OBJECTIVE: Exactly as they appear, output all of the entries.

# MATERIAL FOR THIS EXERCISE start

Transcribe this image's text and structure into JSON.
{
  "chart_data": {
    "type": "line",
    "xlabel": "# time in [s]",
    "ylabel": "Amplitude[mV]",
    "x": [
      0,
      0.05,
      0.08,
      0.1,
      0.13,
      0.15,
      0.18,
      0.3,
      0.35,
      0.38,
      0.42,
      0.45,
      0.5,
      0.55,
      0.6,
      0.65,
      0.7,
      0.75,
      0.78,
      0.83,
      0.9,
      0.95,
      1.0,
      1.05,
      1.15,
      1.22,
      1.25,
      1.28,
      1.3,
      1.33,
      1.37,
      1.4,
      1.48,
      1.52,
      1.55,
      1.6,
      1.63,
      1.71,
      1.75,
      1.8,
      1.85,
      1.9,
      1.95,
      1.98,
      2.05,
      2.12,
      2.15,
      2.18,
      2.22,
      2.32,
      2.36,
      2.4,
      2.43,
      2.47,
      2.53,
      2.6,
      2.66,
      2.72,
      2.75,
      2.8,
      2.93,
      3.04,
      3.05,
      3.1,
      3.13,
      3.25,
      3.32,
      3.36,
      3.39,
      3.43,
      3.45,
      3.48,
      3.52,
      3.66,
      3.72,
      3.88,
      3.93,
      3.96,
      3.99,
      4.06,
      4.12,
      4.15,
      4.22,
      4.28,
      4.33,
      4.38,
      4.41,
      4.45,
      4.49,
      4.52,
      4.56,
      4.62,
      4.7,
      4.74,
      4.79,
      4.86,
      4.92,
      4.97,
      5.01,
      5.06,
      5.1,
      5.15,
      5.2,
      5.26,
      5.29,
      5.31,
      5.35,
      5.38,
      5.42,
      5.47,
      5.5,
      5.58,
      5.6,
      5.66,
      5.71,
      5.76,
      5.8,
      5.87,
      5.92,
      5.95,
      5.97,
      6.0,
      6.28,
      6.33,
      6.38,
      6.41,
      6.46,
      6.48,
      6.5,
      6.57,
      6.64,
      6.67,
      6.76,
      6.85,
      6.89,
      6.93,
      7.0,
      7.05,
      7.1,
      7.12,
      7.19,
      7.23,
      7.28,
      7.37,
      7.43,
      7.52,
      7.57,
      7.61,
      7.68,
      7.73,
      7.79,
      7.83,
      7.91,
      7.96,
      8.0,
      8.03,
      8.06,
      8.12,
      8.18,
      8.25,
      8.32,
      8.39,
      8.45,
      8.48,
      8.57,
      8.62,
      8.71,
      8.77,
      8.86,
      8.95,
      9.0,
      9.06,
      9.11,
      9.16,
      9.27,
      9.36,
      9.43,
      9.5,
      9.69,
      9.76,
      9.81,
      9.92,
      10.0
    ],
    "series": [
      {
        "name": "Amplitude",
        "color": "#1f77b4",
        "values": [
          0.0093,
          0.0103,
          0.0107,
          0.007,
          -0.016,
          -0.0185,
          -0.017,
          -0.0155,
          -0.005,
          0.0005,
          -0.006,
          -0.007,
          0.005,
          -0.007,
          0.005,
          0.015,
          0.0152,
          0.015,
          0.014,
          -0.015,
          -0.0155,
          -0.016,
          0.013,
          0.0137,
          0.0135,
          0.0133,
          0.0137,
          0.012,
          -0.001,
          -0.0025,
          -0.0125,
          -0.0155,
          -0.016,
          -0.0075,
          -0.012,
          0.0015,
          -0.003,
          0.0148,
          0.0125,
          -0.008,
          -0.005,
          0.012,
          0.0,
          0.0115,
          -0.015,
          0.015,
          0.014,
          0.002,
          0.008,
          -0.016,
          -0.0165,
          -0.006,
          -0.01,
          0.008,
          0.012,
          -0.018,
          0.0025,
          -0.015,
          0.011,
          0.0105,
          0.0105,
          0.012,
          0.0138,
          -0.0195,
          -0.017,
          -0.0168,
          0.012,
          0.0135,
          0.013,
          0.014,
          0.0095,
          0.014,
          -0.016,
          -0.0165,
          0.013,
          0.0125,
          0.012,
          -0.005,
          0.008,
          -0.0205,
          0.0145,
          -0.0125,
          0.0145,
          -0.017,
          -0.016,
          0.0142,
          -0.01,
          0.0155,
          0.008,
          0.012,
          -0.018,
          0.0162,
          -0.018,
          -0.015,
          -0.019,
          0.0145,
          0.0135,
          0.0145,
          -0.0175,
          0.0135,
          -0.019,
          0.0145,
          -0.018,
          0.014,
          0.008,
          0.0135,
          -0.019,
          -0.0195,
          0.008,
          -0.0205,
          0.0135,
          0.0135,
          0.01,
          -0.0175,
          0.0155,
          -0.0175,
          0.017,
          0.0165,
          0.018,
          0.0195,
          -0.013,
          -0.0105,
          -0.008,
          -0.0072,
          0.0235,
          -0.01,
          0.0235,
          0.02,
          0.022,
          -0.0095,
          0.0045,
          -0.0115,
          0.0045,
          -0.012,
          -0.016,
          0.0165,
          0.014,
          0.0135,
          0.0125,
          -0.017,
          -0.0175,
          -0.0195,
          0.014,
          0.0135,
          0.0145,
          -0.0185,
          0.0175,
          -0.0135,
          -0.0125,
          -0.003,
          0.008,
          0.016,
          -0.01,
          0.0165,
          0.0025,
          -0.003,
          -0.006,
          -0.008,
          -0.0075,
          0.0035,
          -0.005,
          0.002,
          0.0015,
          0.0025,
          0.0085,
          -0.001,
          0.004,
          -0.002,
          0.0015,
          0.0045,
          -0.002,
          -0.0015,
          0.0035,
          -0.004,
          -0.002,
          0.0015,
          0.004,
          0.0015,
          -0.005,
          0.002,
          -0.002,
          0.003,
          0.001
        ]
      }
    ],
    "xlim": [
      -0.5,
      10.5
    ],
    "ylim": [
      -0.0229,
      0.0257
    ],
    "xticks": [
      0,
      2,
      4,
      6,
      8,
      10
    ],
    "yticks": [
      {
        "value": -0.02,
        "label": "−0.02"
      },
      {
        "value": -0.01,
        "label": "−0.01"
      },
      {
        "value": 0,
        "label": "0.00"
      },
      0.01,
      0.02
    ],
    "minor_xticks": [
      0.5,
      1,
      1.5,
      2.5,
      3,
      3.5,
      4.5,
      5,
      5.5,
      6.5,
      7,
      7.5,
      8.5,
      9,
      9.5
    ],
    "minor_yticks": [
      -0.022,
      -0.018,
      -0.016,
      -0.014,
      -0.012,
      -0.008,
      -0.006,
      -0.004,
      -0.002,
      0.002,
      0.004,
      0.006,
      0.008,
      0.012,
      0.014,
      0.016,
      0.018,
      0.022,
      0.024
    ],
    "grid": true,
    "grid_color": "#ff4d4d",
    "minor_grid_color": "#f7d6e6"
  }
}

# MATERIAL FOR THIS EXERCISE end

TASK RESPONSE:
Transcribe this image's text and structure into JSON.
{
  "chart_data": {
    "type": "line",
    "xlabel": "# time in [s]",
    "ylabel": "Amplitude[mV]",
    "x": [
      0,
      0.05,
      0.08,
      0.1,
      0.13,
      0.15,
      0.18,
      0.3,
      0.35,
      0.38,
      0.42,
      0.45,
      0.5,
      0.55,
      0.6,
      0.65,
      0.7,
      0.75,
      0.78,
      0.83,
      0.9,
      0.95,
      1.0,
      1.05,
      1.15,
      1.22,
      1.25,
      1.28,
      1.3,
      1.33,
      1.37,
      1.4,
      1.48,
      1.52,
      1.55,
      1.6,
      1.63,
      1.71,
      1.75,
      1.8,
      1.85,
      1.9,
      1.95,
      1.98,
      2.05,
      2.12,
      2.15,
      2.18,
      2.22,
      2.32,
      2.36,
      2.4,
      2.43,
      2.47,
      2.53,
      2.6,
      2.66,
      2.72,
      2.75,
      2.8,
      2.93,
      3.04,
      3.05,
      3.1,
      3.13,
      3.25,
      3.32,
      3.36,
      3.39,
      3.43,
      3.45,
      3.48,
      3.52,
      3.66,
      3.72,
      3.88,
      3.93,
      3.96,
      3.99,
      4.06,
      4.12,
      4.15,
      4.22,
      4.28,
      4.33,
      4.38,
      4.41,
      4.45,
      4.49,
      4.52,
      4.56,
      4.62,
      4.7,
      4.74,
      4.79,
      4.86,
      4.92,
      4.97,
      5.01,
      5.06,
      5.1,
      5.15,
      5.2,
      5.26,
      5.29,
      5.31,
      5.35,
      5.38,
      5.42,
      5.47,
      5.5,
      5.58,
      5.6,
      5.66,
      5.71,
      5.76,
      5.8,
      5.87,
      5.92,
      5.95,
      5.97,
      6.0,
      6.28,
      6.33,
      6.38,
      6.41,
      6.46,
      6.48,
      6.5,
      6.57,
      6.64,
      6.67,
      6.76,
      6.85,
      6.89,
      6.93,
      7.0,
      7.05,
      7.1,
      7.12,
      7.19,
      7.23,
      7.28,
      7.37,
      7.43,
      7.52,
      7.57,
      7.61,
      7.68,
      7.73,
      7.79,
      7.83,
      7.91,
      7.96,
      8.0,
      8.03,
      8.06,
      8.12,
      8.18,
      8.25,
      8.32,
      8.39,
      8.45,
      8.48,
      8.57,
      8.62,
      8.71,
      8.77,
      8.86,
      8.95,
      9.0,
      9.06,
      9.11,
      9.16,
      9.27,
      9.36,
      9.43,
      9.5,
      9.69,
      9.76,
      9.81,
      9.92,
      10.0
    ],
    "series": [
      {
        "name": "Amplitude",
        "color": "#1f77b4",
        "values": [
          0.0093,
          0.0103,
          0.0107,
          0.007,
          -0.016,
          -0.0185,
          -0.017,
          -0.0155,
          -0.005,
          0.0005,
          -0.006,
          -0.007,
          0.005,
          -0.007,
          0.005,
          0.015,
          0.0152,
          0.015,
          0.014,
          -0.015,
          -0.0155,
          -0.016,
          0.013,
          0.0137,
          0.0135,
          0.0133,
          0.0137,
          0.012,
          -0.001,
          -0.0025,
          -0.0125,
          -0.0155,
          -0.016,
          -0.0075,
          -0.012,
          0.0015,
          -0.003,
          0.0148,
          0.0125,
          -0.008,
          -0.005,
          0.012,
          0.0,
          0.0115,
          -0.015,
          0.015,
          0.014,
          0.002,
          0.008,
          -0.016,
          -0.0165,
          -0.006,
          -0.01,
          0.008,
          0.012,
          -0.018,
          0.0025,
          -0.015,
          0.011,
          0.0105,
          0.0105,
          0.012,
          0.0138,
          -0.0195,
          -0.017,
          -0.0168,
          0.012,
          0.0135,
          0.013,
          0.014,
          0.0095,
          0.014,
          -0.016,
          -0.0165,
          0.013,
          0.0125,
          0.012,
          -0.005,
          0.008,
          -0.0205,
          0.0145,
          -0.0125,
          0.0145,
          -0.017,
          -0.016,
          0.0142,
          -0.01,
          0.0155,
          0.008,
          0.012,
          -0.018,
          0.0162,
          -0.018,
          -0.015,
          -0.019,
          0.0145,
          0.0135,
          0.0145,
          -0.0175,
          0.0135,
          -0.019,
          0.0145,
          -0.018,
          0.014,
          0.008,
          0.0135,
          -0.019,
          -0.0195,
          0.008,
          -0.0205,
          0.0135,
          0.0135,
          0.01,
          -0.0175,
          0.0155,
          -0.0175,
          0.017,
          0.0165,
          0.018,
          0.0195,
          -0.013,
          -0.0105,
          -0.008,
          -0.0072,
          0.0235,
          -0.01,
          0.0235,
          0.02,
          0.022,
          -0.0095,
          0.0045,
          -0.0115,
          0.0045,
          -0.012,
          -0.016,
          0.0165,
          0.014,
          0.0135,
          0.0125,
          -0.017,
          -0.0175,
          -0.0195,
          0.014,
          0.0135,
          0.0145,
          -0.0185,
          0.0175,
          -0.0135,
          -0.0125,
          -0.003,
          0.008,
          0.016,
          -0.01,
          0.0165,
          0.0025,
          -0.003,
          -0.006,
          -0.008,
          -0.0075,
          0.0035,
          -0.005,
          0.002,
          0.0015,
          0.0025,
          0.0085,
          -0.001,
          0.004,
          -0.002,
          0.0015,
          0.0045,
          -0.002,
          -0.0015,
          0.0035,
          -0.004,
          -0.002,
          0.0015,
          0.004,
          0.0015,
          -0.005,
          0.002,
          -0.002,
          0.003,
          0.001
        ]
      }
    ],
    "xlim": [
      -0.5,
      10.5
    ],
    "ylim": [
      -0.0229,
      0.0257
    ],
    "xticks": [
      0,
      2,
      4,
      6,
      8,
      10
    ],
    "yticks": [
      {
        "value": -0.02,
        "label": "−0.02"
      },
      {
        "value": -0.01,
        "label": "−0.01"
      },
      {
        "value": 0,
        "label": "0.00"
      },
      0.01,
      0.02
    ],
    "minor_xticks": [
      0.5,
      1,
      1.5,
      2.5,
      3,
      3.5,
      4.5,
      5,
      5.5,
      6.5,
      7,
      7.5,
      8.5,
      9,
      9.5
    ],
    "minor_yticks": [
      -0.022,
      -0.018,
      -0.016,
      -0.014,
      -0.012,
      -0.008,
      -0.006,
      -0.004,
      -0.002,
      0.002,
      0.004,
      0.006,
      0.008,
      0.012,
      0.014,
      0.016,
      0.018,
      0.022,
      0.024
    ],
    "grid": true,
    "grid_color": "#ff4d4d",
    "minor_grid_color": "#f7d6e6"
  }
}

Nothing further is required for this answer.